### To be done
Pull out each line of the entries below that contains the string "감사드립니다".

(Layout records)
**********

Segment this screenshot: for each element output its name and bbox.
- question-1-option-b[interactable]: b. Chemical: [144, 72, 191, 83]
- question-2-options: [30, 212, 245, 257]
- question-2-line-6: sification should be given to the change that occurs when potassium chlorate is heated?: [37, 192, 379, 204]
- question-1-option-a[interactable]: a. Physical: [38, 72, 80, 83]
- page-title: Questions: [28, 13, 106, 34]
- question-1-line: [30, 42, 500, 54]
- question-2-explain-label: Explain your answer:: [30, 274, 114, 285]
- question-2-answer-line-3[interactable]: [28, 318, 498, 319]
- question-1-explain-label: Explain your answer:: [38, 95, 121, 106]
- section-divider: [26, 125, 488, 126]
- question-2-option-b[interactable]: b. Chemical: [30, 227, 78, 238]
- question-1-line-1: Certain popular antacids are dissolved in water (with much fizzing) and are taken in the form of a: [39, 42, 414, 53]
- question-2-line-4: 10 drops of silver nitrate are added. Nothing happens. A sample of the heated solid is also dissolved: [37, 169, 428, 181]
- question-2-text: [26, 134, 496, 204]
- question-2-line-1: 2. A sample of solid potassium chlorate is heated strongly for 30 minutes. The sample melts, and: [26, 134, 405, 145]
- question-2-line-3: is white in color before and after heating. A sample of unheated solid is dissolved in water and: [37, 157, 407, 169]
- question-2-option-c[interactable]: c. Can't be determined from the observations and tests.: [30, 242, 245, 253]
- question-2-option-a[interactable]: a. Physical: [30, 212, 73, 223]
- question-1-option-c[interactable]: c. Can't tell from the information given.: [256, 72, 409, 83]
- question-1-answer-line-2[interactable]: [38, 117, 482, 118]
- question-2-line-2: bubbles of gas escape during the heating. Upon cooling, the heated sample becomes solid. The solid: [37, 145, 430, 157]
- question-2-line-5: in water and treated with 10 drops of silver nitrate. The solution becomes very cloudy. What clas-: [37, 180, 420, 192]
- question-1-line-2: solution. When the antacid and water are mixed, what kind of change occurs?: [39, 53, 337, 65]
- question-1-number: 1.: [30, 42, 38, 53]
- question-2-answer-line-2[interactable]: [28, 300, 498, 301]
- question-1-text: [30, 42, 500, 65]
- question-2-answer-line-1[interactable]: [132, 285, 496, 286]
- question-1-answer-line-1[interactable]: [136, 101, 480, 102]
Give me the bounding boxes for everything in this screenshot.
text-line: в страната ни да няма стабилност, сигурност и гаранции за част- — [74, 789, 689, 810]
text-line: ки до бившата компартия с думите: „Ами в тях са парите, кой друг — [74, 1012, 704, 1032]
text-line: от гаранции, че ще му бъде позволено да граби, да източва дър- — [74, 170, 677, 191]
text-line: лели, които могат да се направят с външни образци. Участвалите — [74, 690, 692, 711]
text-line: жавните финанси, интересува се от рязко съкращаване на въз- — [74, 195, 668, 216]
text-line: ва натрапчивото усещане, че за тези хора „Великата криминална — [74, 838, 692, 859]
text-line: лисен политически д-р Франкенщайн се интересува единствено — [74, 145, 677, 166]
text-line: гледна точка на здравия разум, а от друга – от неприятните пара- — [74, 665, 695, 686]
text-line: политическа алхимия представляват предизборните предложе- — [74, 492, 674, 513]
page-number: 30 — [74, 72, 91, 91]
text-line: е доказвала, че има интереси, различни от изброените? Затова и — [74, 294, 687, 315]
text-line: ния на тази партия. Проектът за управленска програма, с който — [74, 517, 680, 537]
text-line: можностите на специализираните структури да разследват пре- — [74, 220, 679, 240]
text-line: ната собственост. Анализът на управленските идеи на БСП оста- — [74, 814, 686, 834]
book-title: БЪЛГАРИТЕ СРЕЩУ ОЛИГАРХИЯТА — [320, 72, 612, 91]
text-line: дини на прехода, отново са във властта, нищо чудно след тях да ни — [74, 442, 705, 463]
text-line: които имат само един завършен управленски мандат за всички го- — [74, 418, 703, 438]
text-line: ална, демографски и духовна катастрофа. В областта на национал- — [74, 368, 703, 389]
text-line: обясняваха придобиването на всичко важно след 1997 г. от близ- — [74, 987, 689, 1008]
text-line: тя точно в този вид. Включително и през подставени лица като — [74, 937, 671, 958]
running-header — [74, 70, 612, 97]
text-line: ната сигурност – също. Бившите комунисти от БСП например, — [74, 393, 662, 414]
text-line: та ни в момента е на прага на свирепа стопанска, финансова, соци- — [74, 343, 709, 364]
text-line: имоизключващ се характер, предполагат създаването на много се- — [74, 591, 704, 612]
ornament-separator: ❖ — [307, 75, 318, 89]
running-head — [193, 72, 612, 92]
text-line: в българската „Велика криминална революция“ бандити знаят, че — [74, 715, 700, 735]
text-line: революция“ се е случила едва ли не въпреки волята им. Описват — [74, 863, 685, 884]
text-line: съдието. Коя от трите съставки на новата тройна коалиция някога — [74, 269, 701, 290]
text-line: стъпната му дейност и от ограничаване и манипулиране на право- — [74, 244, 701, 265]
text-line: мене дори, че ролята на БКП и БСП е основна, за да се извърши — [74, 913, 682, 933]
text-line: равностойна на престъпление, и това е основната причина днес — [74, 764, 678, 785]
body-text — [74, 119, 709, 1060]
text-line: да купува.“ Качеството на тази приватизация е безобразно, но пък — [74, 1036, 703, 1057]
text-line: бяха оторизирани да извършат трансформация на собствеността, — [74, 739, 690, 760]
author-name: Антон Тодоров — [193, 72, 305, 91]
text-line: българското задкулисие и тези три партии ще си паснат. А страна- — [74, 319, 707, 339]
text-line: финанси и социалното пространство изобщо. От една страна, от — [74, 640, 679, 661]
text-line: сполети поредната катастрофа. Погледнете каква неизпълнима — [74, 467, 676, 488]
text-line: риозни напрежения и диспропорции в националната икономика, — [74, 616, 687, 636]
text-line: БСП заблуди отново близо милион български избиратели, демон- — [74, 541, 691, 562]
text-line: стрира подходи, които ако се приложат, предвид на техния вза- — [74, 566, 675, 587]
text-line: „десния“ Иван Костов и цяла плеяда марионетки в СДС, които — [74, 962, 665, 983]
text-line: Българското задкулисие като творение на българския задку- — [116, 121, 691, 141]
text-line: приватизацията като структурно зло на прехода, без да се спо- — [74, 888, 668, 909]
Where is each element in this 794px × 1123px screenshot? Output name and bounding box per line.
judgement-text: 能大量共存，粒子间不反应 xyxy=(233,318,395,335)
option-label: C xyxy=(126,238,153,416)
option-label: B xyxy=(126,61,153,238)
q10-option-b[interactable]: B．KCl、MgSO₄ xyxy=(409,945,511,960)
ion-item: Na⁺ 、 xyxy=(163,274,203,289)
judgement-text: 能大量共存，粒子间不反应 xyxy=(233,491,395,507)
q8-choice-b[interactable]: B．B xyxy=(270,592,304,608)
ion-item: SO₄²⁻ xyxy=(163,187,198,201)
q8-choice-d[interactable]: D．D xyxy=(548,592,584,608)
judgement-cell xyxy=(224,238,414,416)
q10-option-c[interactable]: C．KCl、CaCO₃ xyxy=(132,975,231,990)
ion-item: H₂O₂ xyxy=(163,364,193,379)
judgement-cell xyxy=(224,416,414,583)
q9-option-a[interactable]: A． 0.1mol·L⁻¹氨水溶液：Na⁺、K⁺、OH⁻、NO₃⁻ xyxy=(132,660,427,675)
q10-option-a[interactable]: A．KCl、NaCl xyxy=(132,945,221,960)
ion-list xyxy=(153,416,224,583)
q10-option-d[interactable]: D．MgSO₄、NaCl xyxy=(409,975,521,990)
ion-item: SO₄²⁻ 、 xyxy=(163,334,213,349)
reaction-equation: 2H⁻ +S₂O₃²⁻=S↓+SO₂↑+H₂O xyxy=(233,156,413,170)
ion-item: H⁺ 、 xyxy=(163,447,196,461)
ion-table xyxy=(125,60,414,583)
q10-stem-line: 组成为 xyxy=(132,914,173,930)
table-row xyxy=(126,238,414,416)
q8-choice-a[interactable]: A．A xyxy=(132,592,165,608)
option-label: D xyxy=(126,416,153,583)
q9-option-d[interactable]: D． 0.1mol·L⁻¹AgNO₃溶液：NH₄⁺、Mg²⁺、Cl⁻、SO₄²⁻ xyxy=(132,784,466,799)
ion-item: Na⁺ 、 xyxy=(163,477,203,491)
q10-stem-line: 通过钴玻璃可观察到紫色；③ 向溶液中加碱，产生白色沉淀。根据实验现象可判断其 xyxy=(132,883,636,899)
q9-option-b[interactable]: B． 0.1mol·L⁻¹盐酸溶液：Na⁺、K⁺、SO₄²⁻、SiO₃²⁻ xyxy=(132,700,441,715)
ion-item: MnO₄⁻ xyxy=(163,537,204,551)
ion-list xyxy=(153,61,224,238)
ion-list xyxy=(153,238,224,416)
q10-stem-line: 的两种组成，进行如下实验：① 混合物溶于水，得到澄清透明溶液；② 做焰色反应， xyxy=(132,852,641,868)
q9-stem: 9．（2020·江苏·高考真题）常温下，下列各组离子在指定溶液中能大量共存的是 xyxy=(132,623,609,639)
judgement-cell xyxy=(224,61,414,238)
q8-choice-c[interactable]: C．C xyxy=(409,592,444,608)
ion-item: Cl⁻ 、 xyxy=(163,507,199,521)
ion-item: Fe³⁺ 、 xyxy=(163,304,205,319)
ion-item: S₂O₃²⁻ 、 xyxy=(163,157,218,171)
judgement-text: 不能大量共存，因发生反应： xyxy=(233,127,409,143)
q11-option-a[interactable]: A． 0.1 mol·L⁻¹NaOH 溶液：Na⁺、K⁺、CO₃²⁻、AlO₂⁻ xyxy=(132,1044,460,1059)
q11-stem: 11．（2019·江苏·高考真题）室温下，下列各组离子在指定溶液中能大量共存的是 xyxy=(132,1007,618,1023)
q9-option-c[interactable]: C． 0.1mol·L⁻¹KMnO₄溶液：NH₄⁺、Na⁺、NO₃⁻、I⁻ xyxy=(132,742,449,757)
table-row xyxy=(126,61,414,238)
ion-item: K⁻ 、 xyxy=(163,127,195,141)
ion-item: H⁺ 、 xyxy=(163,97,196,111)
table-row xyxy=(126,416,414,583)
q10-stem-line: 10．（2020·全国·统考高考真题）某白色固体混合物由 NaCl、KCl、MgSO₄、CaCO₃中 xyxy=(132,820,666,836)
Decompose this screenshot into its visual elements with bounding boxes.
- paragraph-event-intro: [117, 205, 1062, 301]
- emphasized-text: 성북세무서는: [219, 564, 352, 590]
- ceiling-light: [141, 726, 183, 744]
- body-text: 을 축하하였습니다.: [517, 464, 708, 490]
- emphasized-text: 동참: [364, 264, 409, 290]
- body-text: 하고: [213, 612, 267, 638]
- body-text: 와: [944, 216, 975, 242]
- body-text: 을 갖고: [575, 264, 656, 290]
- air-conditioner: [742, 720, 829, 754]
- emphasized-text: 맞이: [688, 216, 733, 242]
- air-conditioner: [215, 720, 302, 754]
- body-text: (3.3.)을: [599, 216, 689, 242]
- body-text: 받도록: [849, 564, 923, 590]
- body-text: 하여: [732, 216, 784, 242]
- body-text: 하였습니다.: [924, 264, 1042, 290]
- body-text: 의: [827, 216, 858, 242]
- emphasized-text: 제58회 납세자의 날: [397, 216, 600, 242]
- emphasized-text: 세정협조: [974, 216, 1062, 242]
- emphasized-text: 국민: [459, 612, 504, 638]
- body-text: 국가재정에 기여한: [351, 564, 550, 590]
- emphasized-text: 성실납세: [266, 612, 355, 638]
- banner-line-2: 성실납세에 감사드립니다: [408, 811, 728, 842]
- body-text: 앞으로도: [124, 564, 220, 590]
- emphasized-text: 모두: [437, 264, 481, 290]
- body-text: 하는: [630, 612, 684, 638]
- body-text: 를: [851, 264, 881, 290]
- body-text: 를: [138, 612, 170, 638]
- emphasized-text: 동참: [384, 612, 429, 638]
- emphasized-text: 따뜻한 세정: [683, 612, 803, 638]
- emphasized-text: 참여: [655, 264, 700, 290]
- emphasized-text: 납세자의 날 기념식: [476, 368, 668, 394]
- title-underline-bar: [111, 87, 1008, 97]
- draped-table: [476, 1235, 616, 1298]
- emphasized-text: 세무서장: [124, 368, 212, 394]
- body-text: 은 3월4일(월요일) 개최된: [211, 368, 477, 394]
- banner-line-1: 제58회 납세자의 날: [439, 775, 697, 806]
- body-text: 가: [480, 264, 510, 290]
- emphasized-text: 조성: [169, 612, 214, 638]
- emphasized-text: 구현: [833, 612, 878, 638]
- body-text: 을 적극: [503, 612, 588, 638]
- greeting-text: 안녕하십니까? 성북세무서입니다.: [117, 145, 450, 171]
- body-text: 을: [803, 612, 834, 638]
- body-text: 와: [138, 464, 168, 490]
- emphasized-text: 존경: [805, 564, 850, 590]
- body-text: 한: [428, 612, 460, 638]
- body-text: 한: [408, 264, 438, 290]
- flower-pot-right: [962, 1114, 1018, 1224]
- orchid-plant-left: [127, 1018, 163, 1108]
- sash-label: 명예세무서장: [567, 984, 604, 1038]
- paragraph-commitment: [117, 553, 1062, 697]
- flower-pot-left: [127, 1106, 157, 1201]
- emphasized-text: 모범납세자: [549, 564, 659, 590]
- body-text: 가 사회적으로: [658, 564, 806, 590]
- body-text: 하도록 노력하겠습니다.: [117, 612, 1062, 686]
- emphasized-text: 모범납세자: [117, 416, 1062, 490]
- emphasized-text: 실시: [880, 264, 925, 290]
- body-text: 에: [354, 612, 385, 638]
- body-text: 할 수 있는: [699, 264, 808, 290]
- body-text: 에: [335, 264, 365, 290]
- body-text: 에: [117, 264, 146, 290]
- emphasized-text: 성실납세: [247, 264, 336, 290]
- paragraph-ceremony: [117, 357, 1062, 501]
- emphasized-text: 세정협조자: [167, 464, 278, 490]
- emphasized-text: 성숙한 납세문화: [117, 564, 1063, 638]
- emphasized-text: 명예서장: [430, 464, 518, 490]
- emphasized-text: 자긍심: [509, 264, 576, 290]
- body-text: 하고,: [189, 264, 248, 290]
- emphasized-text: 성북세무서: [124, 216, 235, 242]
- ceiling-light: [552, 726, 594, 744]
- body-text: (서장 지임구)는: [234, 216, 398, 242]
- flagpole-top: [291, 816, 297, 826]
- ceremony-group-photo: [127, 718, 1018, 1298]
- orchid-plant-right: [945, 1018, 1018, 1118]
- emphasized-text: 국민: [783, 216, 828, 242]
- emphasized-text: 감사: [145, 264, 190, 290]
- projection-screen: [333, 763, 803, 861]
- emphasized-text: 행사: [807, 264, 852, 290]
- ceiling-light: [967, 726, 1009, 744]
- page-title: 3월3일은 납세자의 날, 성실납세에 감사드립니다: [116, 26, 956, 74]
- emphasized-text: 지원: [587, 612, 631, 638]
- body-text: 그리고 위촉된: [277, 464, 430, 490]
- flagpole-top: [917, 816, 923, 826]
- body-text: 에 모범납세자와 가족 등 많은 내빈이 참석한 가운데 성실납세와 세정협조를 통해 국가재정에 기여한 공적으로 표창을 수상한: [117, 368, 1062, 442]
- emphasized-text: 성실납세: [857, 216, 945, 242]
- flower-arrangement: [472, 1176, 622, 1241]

**********

### Expected answer
- banner-line-2: 성실납세에 감사드립니다: [408, 811, 728, 842]
- page-title: 3월3일은 납세자의 날, 성실납세에 감사드립니다: [116, 26, 956, 74]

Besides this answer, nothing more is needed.